DIRECTION:
Copy out each line of the material in which the word "ylabel" appears.

EXTRACTED RECORDS:
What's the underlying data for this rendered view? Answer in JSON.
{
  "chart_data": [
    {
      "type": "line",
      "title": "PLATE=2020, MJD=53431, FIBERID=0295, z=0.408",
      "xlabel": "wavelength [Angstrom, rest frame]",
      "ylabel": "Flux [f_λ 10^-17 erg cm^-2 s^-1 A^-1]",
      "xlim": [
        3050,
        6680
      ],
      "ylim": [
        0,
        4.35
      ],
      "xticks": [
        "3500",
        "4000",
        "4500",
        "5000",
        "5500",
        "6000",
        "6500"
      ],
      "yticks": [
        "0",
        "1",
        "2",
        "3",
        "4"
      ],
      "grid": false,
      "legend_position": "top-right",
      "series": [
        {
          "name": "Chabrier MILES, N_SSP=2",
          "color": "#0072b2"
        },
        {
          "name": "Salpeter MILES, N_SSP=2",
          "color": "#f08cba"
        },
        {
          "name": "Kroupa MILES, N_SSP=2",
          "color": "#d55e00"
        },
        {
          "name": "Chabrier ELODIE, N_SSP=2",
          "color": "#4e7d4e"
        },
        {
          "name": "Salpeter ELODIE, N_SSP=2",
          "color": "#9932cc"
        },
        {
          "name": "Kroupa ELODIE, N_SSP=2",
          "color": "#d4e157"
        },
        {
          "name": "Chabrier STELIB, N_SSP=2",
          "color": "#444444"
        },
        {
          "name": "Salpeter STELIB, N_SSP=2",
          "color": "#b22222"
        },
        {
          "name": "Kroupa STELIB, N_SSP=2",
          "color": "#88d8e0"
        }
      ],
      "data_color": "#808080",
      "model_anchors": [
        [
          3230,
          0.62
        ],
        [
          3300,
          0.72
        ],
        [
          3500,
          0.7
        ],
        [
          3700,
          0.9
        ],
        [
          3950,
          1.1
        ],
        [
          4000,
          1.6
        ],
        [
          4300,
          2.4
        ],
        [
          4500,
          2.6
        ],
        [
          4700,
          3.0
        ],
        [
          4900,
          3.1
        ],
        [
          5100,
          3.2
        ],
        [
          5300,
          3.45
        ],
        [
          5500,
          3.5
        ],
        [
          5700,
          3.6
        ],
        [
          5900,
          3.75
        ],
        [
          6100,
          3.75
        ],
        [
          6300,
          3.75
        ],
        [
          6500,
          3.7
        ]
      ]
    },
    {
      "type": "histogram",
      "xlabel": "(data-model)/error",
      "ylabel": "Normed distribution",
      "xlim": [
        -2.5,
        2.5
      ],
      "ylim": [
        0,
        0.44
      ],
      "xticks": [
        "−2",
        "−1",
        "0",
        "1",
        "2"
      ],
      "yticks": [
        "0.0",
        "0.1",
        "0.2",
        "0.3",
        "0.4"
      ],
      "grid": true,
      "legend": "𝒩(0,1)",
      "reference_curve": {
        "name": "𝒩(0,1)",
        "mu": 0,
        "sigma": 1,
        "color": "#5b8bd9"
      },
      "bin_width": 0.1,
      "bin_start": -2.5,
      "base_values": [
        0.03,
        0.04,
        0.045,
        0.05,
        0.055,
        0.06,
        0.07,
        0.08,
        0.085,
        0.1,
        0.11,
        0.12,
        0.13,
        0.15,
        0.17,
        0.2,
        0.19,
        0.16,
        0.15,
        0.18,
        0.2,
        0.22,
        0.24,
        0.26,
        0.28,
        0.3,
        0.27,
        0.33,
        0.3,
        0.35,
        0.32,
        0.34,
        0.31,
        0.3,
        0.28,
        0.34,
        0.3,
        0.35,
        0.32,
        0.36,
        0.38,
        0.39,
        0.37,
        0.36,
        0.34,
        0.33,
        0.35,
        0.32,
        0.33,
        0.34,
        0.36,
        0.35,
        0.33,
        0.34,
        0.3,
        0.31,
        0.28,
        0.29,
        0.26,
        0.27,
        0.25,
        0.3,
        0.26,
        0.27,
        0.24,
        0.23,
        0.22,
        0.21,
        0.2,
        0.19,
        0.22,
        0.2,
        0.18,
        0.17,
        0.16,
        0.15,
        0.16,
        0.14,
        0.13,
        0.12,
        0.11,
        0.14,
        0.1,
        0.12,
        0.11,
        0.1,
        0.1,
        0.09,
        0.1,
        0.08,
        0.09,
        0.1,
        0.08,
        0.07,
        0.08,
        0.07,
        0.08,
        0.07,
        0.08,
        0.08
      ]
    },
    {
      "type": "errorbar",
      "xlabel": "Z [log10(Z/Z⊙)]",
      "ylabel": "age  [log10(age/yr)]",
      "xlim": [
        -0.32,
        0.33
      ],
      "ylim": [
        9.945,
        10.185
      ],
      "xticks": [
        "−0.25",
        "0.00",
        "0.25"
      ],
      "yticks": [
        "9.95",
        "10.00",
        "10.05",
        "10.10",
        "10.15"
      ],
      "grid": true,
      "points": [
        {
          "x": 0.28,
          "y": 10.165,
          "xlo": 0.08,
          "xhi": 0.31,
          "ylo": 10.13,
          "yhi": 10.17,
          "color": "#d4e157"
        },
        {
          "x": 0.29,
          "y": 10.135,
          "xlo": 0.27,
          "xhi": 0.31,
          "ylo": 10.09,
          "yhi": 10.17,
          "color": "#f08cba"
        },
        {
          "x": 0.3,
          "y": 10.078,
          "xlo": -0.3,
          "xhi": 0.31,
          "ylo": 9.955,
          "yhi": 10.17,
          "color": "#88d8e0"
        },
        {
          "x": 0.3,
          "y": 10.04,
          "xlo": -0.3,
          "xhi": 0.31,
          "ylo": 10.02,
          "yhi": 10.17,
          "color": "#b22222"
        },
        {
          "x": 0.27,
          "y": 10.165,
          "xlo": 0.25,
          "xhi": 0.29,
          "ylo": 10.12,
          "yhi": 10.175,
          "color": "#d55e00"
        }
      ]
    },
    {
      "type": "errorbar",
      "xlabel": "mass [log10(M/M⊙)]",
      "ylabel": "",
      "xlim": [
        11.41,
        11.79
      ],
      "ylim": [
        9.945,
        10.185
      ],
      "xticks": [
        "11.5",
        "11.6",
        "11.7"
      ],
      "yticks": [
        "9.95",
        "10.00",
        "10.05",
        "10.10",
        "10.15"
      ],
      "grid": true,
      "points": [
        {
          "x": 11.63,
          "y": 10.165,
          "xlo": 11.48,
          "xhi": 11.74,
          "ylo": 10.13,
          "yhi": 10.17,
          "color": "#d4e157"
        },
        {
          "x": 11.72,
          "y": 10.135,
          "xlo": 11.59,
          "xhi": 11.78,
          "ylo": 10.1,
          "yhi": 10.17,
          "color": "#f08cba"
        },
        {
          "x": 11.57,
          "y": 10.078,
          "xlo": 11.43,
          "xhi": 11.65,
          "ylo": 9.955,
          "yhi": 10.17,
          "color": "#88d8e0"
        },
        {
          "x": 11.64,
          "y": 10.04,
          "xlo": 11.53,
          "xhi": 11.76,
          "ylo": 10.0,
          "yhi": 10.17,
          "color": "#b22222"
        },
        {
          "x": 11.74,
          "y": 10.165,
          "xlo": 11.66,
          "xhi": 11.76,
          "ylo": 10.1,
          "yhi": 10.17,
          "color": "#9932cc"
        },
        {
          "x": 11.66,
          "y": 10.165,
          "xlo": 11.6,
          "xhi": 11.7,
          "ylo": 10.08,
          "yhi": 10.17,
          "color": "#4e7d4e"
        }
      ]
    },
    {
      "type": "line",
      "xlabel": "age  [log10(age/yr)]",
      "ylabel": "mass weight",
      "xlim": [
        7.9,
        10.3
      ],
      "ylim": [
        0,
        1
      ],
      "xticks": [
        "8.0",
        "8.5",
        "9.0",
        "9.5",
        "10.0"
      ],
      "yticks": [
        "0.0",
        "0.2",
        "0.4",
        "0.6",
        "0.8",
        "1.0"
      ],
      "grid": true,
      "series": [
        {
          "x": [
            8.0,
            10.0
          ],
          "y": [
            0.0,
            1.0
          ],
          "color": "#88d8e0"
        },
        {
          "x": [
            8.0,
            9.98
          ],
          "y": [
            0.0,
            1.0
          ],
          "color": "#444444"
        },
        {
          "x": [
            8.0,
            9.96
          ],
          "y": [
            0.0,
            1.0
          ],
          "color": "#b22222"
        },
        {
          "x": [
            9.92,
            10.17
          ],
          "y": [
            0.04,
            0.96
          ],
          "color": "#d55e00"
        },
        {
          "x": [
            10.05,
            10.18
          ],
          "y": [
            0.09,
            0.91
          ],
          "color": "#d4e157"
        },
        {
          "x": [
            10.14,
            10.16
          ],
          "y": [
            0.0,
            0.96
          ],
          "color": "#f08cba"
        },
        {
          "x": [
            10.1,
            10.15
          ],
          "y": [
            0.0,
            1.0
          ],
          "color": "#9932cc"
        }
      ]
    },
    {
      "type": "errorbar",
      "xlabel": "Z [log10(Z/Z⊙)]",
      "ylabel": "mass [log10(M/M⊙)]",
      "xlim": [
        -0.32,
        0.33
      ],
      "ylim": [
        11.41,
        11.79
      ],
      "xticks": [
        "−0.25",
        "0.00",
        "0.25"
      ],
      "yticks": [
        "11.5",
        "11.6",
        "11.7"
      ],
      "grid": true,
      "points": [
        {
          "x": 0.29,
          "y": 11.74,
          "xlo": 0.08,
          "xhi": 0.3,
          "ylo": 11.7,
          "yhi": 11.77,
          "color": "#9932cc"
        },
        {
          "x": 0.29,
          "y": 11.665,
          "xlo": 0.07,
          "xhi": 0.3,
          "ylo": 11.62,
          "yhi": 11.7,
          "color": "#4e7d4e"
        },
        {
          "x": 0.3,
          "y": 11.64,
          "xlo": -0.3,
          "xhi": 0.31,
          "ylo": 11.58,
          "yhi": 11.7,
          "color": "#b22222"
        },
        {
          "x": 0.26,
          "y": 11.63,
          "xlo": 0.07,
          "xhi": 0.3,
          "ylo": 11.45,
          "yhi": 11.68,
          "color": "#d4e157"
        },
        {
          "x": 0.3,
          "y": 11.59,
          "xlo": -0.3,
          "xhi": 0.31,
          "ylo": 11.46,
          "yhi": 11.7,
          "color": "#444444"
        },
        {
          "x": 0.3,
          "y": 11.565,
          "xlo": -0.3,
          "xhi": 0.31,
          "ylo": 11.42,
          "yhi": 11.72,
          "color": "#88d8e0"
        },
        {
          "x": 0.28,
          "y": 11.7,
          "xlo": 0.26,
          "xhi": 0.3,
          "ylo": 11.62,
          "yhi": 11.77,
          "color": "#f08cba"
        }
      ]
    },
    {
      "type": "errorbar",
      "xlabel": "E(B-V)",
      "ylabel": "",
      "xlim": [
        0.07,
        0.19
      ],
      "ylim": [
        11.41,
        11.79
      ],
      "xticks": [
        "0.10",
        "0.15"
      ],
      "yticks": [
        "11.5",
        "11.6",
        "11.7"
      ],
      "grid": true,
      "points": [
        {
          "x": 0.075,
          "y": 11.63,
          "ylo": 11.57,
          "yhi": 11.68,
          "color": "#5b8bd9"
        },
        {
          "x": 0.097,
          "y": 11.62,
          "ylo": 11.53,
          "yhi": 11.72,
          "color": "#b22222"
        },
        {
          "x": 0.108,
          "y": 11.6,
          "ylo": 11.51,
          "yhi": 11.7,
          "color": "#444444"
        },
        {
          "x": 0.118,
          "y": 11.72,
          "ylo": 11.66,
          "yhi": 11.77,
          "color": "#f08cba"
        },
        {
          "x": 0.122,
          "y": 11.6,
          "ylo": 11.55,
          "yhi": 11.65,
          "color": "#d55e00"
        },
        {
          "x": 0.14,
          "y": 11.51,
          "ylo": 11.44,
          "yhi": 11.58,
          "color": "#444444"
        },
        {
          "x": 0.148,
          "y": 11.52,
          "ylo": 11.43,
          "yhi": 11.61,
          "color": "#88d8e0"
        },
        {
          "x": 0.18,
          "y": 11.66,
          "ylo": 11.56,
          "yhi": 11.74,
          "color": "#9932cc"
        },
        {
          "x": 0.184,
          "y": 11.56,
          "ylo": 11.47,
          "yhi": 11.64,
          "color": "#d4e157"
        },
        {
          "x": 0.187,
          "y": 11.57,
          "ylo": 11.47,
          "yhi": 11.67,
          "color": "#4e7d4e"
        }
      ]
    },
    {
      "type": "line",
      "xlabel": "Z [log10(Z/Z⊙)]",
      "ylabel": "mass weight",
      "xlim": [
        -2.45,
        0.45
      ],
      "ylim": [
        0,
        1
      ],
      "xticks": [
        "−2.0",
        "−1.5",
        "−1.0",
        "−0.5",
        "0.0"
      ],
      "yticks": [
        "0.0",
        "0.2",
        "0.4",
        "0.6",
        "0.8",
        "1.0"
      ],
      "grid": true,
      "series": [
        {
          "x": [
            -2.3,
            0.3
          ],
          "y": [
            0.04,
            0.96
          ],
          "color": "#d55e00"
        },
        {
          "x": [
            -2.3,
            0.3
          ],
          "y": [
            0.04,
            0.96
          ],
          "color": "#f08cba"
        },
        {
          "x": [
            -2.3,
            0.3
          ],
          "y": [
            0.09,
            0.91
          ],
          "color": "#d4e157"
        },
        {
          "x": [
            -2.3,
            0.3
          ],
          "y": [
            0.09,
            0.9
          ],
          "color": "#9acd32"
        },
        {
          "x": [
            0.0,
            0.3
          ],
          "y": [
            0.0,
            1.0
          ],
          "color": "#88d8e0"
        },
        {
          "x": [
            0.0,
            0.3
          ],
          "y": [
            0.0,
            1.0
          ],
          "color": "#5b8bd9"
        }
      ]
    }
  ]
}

EXERCISE OUTPUT:
      "ylabel": "Flux [f_λ 10^-17 erg cm^-2 s^-1 A^-1]",
      "ylabel": "Normed distribution",
      "ylabel": "age  [log10(age/yr)]",
      "ylabel": "",
      "ylabel": "mass weight",
      "ylabel": "mass [log10(M/M⊙)]",
      "ylabel": "",
      "ylabel": "mass weight",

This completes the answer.